<<<<
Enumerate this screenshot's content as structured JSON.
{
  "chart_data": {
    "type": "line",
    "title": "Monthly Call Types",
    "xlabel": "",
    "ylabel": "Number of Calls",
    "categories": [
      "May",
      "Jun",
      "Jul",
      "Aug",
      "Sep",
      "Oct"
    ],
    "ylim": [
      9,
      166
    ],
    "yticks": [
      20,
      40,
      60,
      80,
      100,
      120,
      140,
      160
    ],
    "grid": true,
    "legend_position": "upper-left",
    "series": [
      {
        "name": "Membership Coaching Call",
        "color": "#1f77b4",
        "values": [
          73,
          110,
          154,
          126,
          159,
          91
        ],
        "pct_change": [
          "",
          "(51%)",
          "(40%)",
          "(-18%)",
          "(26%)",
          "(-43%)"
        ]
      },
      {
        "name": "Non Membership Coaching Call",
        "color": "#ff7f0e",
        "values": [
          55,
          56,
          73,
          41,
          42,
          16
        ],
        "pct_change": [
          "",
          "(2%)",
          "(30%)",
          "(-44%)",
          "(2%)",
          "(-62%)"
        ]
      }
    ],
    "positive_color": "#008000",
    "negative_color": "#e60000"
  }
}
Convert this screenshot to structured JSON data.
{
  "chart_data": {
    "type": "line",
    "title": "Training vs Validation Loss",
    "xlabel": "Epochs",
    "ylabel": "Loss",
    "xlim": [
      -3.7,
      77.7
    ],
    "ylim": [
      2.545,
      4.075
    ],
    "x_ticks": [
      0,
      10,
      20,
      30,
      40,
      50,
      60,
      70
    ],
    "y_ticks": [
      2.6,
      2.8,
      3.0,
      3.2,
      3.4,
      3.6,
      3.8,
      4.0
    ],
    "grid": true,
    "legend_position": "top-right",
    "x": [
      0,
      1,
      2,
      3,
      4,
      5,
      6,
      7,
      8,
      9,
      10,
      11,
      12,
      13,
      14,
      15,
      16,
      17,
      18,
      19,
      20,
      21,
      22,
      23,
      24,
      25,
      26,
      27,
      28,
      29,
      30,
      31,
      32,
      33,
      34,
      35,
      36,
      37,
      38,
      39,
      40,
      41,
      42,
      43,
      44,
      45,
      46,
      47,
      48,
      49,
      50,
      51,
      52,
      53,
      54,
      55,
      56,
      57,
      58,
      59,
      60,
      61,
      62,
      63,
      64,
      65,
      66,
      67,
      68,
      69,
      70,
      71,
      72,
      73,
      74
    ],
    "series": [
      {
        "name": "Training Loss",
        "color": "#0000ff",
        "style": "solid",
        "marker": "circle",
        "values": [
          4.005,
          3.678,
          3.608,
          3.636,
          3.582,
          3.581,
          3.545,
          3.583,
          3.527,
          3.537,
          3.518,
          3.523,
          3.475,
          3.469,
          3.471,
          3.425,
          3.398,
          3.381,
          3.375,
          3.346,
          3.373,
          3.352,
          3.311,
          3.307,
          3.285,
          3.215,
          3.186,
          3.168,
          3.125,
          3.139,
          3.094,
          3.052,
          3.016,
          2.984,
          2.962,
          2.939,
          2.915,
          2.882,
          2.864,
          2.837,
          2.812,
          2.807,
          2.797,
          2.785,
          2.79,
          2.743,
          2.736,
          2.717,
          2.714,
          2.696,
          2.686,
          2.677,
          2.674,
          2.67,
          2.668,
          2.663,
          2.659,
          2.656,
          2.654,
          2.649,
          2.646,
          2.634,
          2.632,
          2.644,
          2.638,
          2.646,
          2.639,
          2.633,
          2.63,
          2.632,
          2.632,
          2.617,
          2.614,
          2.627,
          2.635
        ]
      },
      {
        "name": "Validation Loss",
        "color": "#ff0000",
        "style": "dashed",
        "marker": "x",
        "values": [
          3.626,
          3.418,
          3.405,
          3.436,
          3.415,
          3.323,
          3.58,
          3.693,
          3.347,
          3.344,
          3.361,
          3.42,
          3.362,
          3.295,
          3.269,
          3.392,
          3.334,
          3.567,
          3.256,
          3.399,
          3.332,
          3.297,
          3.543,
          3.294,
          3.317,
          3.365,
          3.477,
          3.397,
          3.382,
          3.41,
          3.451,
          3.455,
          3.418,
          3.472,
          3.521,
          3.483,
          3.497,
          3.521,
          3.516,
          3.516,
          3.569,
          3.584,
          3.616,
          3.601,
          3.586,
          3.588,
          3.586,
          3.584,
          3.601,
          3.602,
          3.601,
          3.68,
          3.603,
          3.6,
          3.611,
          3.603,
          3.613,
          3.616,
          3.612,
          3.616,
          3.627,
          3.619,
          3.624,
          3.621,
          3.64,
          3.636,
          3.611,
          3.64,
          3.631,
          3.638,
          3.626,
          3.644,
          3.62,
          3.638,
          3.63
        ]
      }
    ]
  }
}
>>>>
_PROBLEM REQUIREMENTS_: Copy out each record from above, exactly.

_THE SOLUTION_:
Enumerate this screenshot's content as structured JSON.
{
  "chart_data": {
    "type": "line",
    "title": "Monthly Call Types",
    "xlabel": "",
    "ylabel": "Number of Calls",
    "categories": [
      "May",
      "Jun",
      "Jul",
      "Aug",
      "Sep",
      "Oct"
    ],
    "ylim": [
      9,
      166
    ],
    "yticks": [
      20,
      40,
      60,
      80,
      100,
      120,
      140,
      160
    ],
    "grid": true,
    "legend_position": "upper-left",
    "series": [
      {
        "name": "Membership Coaching Call",
        "color": "#1f77b4",
        "values": [
          73,
          110,
          154,
          126,
          159,
          91
        ],
        "pct_change": [
          "",
          "(51%)",
          "(40%)",
          "(-18%)",
          "(26%)",
          "(-43%)"
        ]
      },
      {
        "name": "Non Membership Coaching Call",
        "color": "#ff7f0e",
        "values": [
          55,
          56,
          73,
          41,
          42,
          16
        ],
        "pct_change": [
          "",
          "(2%)",
          "(30%)",
          "(-44%)",
          "(2%)",
          "(-62%)"
        ]
      }
    ],
    "positive_color": "#008000",
    "negative_color": "#e60000"
  }
}
Convert this screenshot to structured JSON data.
{
  "chart_data": {
    "type": "line",
    "title": "Training vs Validation Loss",
    "xlabel": "Epochs",
    "ylabel": "Loss",
    "xlim": [
      -3.7,
      77.7
    ],
    "ylim": [
      2.545,
      4.075
    ],
    "x_ticks": [
      0,
      10,
      20,
      30,
      40,
      50,
      60,
      70
    ],
    "y_ticks": [
      2.6,
      2.8,
      3.0,
      3.2,
      3.4,
      3.6,
      3.8,
      4.0
    ],
    "grid": true,
    "legend_position": "top-right",
    "x": [
      0,
      1,
      2,
      3,
      4,
      5,
      6,
      7,
      8,
      9,
      10,
      11,
      12,
      13,
      14,
      15,
      16,
      17,
      18,
      19,
      20,
      21,
      22,
      23,
      24,
      25,
      26,
      27,
      28,
      29,
      30,
      31,
      32,
      33,
      34,
      35,
      36,
      37,
      38,
      39,
      40,
      41,
      42,
      43,
      44,
      45,
      46,
      47,
      48,
      49,
      50,
      51,
      52,
      53,
      54,
      55,
      56,
      57,
      58,
      59,
      60,
      61,
      62,
      63,
      64,
      65,
      66,
      67,
      68,
      69,
      70,
      71,
      72,
      73,
      74
    ],
    "series": [
      {
        "name": "Training Loss",
        "color": "#0000ff",
        "style": "solid",
        "marker": "circle",
        "values": [
          4.005,
          3.678,
          3.608,
          3.636,
          3.582,
          3.581,
          3.545,
          3.583,
          3.527,
          3.537,
          3.518,
          3.523,
          3.475,
          3.469,
          3.471,
          3.425,
          3.398,
          3.381,
          3.375,
          3.346,
          3.373,
          3.352,
          3.311,
          3.307,
          3.285,
          3.215,
          3.186,
          3.168,
          3.125,
          3.139,
          3.094,
          3.052,
          3.016,
          2.984,
          2.962,
          2.939,
          2.915,
          2.882,
          2.864,
          2.837,
          2.812,
          2.807,
          2.797,
          2.785,
          2.79,
          2.743,
          2.736,
          2.717,
          2.714,
          2.696,
          2.686,
          2.677,
          2.674,
          2.67,
          2.668,
          2.663,
          2.659,
          2.656,
          2.654,
          2.649,
          2.646,
          2.634,
          2.632,
          2.644,
          2.638,
          2.646,
          2.639,
          2.633,
          2.63,
          2.632,
          2.632,
          2.617,
          2.614,
          2.627,
          2.635
        ]
      },
      {
        "name": "Validation Loss",
        "color": "#ff0000",
        "style": "dashed",
        "marker": "x",
        "values": [
          3.626,
          3.418,
          3.405,
          3.436,
          3.415,
          3.323,
          3.58,
          3.693,
          3.347,
          3.344,
          3.361,
          3.42,
          3.362,
          3.295,
          3.269,
          3.392,
          3.334,
          3.567,
          3.256,
          3.399,
          3.332,
          3.297,
          3.543,
          3.294,
          3.317,
          3.365,
          3.477,
          3.397,
          3.382,
          3.41,
          3.451,
          3.455,
          3.418,
          3.472,
          3.521,
          3.483,
          3.497,
          3.521,
          3.516,
          3.516,
          3.569,
          3.584,
          3.616,
          3.601,
          3.586,
          3.588,
          3.586,
          3.584,
          3.601,
          3.602,
          3.601,
          3.68,
          3.603,
          3.6,
          3.611,
          3.603,
          3.613,
          3.616,
          3.612,
          3.616,
          3.627,
          3.619,
          3.624,
          3.621,
          3.64,
          3.636,
          3.611,
          3.64,
          3.631,
          3.638,
          3.626,
          3.644,
          3.62,
          3.638,
          3.63
        ]
      }
    ]
  }
}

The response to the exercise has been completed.